-- Set exercise 1 --
Who does the shared mobility post credit as the genius behind the Shared Mobility Principles?
-- Set exercise 2 --
List every numbered principle that the shared mobility post quotes.

-- Source document --
● ● ● ● ● ● ●

Excellent Principles for Shared Mobility

Robin Chase, the co-founder of Zipcar, is apparently the genius behind a set of Shared Mobility Principles that came out recently.  I can’t praise them too highly.  Like the founding statements of New Urbanism, these principles cut past the noise and confusion of marketing and show what it would be like to deploy new technologies with the goal of humane and civilized urban life, not just the goal of personal convenience or profit.

Even more important, it’s been signed by many of the main players in the tech transportation field, including Uber, Lyft, Via and many others.  That means you can quote these principles back to them when their actions conflict with these ideals.

As I watch how tech marketing is sowing confusion about public transit, and damaging local officials’ ability to think about it clearly, it’s a relief to see principles such as

1. WE PLAN OUR CITIES AND THEIR MOBILITY TOGETHER.

2. WE PRIORITIZE PEOPLE OVER VEHICLES.

3. WE SUPPORT THE SHARED AND EFFICIENT USE OF VEHICLES, LANES, CURBS, AND LAND.

From these principles alone you can derive the urgent need to invest more in high-capacity fixed route services covering most of our major cities, except the most low-density or inaccessible fringes.  And the results would be something very different from what I’m seeing every day: Tech campuses built in inaccessible cul-de-sacs, or facing away from the available fixed route service, on the fantasy that in the new world everyone will use little pods that go door-to-door.

Then, when you add:

5. WE PROMOTE EQUITY.

… we derive the urgent need for shared transportation to be efficient enough to scale.  Efficiency is equity.  An inefficient service will only be available to a few people, and with rare exceptions like ADA paratransit those people will be an elite.   So we can conclude that only a robust fixed route network, aimed at the “middle 80%” but not the elite, can scale to the point of being a tool for equitable liberty.

Anyway, even apart from how it relates to my own passions, this is good stuff. Read, and share, the whole thing.

 

 

17 Responses to Excellent Principles for Shared Mobility

  1. Daniel March 10, 2018 at 3:55 pm #

    This is timely. Elon Musk’s Boring Company will now prioritize pedestrians and bicyclists, something the shared mobility principles would advocate. It still uses individual pods, but it is a step in the right direction. I wonder if he eventually just starts building a true subway system.

    Perhaps you swayed him?

● ● ● ● ● ● ●

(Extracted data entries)

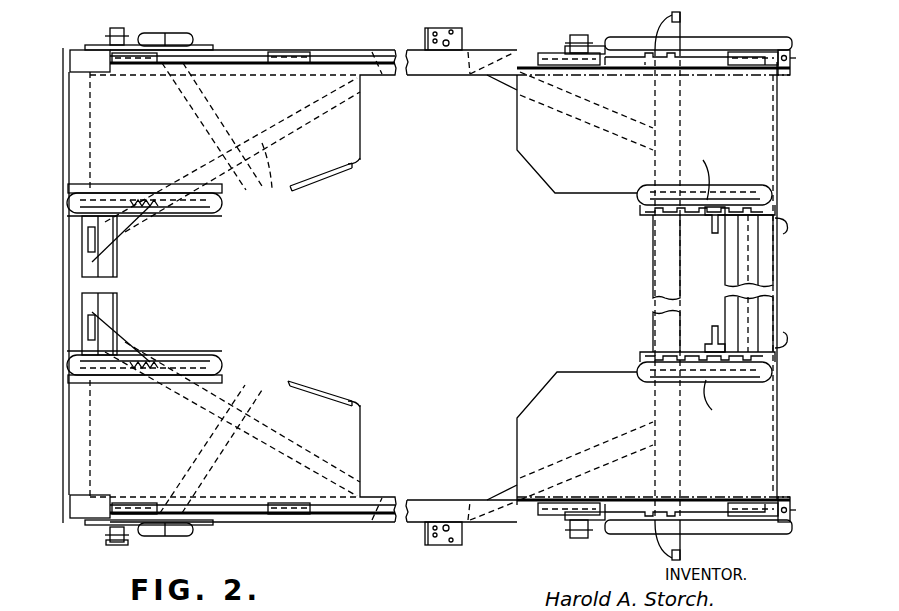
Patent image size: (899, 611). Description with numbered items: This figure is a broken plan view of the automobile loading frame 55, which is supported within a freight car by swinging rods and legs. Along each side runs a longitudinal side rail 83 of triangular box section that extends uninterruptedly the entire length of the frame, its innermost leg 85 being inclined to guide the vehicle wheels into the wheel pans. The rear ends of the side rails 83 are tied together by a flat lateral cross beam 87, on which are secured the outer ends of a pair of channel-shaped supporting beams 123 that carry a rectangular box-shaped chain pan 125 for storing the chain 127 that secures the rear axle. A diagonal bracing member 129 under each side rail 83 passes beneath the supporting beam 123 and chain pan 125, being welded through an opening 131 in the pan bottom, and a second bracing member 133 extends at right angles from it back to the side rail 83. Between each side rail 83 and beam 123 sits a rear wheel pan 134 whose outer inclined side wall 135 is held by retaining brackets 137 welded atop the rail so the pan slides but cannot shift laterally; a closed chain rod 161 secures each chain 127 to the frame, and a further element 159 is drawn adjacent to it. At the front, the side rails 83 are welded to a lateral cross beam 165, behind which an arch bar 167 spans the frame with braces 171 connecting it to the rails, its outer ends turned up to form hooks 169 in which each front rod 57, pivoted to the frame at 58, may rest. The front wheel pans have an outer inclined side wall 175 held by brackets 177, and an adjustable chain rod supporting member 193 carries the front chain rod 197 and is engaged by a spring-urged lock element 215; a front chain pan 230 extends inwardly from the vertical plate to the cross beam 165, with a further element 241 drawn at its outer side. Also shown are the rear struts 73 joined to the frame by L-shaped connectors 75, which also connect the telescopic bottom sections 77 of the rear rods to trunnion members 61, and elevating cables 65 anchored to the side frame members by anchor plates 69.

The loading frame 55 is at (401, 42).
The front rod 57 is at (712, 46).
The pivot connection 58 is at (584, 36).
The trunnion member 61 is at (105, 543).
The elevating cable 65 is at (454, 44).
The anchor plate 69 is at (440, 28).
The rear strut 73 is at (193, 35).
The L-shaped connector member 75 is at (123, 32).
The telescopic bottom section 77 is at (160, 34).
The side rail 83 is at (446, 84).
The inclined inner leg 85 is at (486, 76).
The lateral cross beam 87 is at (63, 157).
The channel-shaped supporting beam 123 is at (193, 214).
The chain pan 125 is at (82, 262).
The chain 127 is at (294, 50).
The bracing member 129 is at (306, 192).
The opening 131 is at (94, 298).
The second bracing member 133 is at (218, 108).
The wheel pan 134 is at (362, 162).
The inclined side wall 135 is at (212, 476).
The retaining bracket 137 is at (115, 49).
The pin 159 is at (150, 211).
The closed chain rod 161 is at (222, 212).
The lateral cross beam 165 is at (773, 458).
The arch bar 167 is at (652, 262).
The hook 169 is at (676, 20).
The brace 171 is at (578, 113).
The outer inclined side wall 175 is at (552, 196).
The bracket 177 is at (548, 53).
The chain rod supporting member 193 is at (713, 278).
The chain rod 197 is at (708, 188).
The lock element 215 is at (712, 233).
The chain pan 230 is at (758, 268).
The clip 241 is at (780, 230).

● ● ● ● ● ● ●

-- Result 1 --
Robin Chase, the co-founder of Zipcar.

-- Result 2 --
1. WE PLAN OUR CITIES AND THEIR MOBILITY TOGETHER.
2. WE PRIORITIZE PEOPLE OVER VEHICLES.
3. WE SUPPORT THE SHARED AND EFFICIENT USE OF VEHICLES, LANES, CURBS, AND LAND.
5. WE PROMOTE EQUITY.